── Given data

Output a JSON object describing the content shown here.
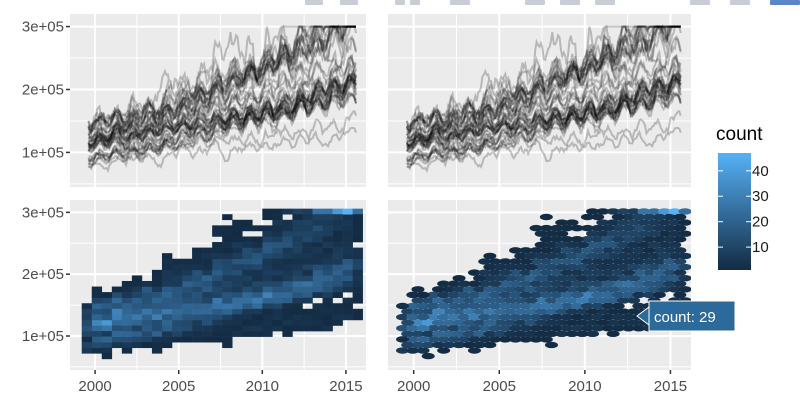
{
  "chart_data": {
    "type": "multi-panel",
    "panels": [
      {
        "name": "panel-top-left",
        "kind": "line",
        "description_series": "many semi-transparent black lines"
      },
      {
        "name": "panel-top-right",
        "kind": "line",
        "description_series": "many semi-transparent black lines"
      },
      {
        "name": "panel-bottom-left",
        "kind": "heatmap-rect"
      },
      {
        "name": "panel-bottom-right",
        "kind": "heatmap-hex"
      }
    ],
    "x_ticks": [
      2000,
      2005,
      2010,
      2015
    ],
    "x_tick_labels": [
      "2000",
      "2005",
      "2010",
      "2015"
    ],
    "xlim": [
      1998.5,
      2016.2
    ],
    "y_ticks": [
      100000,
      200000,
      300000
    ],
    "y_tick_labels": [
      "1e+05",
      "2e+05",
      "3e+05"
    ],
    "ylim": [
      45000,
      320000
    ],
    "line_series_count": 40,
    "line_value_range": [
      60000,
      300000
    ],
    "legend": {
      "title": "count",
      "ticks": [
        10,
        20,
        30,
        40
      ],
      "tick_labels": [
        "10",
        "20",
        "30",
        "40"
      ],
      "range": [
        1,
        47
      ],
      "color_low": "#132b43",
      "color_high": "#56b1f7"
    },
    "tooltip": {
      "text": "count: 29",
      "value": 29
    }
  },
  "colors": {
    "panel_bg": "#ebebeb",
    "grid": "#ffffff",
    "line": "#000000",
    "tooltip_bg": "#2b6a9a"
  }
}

────
── Given data

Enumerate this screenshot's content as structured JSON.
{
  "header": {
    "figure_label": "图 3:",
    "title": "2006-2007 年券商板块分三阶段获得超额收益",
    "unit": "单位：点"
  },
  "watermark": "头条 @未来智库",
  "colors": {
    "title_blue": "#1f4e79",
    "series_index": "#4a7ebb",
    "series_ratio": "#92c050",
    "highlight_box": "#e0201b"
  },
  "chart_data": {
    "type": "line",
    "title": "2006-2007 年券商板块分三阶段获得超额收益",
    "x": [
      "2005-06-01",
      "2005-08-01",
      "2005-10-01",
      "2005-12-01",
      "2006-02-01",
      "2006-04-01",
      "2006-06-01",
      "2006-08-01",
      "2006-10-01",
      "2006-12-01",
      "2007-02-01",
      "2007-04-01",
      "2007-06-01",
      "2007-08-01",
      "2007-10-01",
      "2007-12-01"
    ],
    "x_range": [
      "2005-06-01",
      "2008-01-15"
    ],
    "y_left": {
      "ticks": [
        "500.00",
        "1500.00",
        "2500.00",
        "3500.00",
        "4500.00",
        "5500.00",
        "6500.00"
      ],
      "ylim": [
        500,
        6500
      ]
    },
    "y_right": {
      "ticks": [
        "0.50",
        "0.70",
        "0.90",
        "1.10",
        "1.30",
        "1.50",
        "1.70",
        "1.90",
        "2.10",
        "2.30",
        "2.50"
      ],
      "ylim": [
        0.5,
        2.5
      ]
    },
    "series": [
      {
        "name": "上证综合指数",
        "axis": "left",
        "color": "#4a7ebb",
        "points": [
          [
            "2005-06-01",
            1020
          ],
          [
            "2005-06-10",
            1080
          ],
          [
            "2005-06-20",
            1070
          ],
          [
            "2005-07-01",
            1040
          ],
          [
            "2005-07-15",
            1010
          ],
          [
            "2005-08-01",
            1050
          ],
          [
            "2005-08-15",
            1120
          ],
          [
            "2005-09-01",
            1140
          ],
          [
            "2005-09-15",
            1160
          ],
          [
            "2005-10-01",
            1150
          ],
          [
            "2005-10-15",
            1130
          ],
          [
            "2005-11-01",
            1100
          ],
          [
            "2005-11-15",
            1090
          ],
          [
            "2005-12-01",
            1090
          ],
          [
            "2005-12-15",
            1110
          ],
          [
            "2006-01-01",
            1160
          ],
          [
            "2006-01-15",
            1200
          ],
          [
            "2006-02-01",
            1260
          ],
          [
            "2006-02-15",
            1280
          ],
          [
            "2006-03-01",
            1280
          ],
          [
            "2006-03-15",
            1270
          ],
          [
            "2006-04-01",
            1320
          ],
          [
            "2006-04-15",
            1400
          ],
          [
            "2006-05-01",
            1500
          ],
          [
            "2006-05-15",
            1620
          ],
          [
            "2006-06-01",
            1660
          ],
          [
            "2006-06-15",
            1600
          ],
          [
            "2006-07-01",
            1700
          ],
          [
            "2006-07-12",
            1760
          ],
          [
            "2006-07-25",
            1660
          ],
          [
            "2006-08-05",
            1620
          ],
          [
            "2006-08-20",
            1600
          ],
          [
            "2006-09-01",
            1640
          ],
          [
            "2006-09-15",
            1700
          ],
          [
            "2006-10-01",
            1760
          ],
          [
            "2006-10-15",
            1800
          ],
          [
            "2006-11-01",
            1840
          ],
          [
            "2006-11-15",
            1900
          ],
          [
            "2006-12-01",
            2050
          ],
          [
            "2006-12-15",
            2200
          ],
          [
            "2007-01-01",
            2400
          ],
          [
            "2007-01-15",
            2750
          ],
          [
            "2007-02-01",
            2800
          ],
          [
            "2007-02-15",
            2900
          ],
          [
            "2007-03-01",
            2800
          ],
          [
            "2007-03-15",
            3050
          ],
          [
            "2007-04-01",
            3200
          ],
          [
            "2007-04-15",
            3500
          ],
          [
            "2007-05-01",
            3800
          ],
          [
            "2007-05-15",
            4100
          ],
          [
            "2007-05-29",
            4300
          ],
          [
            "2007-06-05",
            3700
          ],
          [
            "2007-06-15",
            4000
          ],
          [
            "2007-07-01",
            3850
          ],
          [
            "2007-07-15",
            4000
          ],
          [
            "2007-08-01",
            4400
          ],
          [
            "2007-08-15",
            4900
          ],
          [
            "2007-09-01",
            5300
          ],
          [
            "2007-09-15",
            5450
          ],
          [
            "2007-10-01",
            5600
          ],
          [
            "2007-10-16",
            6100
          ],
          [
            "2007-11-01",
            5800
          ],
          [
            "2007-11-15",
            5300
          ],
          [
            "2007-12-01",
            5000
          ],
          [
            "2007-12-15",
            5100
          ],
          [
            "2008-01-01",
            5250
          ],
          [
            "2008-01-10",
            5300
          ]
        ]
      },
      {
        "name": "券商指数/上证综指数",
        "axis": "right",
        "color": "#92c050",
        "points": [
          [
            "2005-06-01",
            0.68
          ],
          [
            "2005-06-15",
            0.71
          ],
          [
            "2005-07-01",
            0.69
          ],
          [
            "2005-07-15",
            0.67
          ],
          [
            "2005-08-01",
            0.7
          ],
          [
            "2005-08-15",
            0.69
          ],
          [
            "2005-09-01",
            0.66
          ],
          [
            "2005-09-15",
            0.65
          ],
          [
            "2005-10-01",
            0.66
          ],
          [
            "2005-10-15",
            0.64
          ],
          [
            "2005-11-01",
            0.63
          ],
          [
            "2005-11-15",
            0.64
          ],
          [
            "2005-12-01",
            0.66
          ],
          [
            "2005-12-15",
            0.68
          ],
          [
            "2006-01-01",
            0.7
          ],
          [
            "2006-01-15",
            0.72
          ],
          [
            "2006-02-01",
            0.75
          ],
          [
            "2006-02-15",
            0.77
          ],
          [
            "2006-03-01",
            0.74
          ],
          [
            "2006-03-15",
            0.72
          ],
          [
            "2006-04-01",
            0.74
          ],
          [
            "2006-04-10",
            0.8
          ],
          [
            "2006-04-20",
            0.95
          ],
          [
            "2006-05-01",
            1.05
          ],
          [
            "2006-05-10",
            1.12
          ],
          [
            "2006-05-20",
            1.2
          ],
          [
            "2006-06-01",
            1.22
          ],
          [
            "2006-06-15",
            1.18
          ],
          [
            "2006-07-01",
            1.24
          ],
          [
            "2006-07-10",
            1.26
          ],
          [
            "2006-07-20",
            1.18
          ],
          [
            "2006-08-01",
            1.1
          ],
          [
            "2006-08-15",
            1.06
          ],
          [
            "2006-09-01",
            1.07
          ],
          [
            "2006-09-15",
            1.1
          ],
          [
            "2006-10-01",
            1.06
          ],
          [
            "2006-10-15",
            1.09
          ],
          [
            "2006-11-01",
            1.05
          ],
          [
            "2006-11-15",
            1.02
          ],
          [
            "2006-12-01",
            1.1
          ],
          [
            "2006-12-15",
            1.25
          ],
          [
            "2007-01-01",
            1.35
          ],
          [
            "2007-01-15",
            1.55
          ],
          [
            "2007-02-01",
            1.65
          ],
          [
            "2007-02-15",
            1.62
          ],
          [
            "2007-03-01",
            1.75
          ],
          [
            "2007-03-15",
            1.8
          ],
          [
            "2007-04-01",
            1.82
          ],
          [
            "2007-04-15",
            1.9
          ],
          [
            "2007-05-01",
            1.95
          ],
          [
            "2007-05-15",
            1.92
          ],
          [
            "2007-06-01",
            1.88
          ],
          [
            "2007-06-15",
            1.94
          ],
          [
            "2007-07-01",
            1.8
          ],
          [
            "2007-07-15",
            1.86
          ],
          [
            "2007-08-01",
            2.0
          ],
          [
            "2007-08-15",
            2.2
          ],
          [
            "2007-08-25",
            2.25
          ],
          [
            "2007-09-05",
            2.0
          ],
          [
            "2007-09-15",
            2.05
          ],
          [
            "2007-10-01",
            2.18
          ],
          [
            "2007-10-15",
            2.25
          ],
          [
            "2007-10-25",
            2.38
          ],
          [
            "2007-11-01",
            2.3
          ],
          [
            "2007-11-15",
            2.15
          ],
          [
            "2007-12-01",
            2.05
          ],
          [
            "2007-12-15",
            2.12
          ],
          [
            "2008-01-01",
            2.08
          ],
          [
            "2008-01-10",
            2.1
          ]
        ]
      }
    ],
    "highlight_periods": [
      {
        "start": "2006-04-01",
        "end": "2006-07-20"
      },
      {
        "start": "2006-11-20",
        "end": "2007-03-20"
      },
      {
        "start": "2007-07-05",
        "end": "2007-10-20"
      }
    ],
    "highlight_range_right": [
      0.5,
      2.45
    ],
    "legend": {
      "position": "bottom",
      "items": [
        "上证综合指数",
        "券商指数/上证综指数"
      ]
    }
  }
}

────

The task » Leave out every line without the string "name" and copy the rest.

Written response »
        "name": "panel-top-left",
        "name": "panel-top-right",
        "name": "panel-bottom-left",
        "name": "panel-bottom-right",
        "name": "上证综合指数",
        "name": "券商指数/上证综指数",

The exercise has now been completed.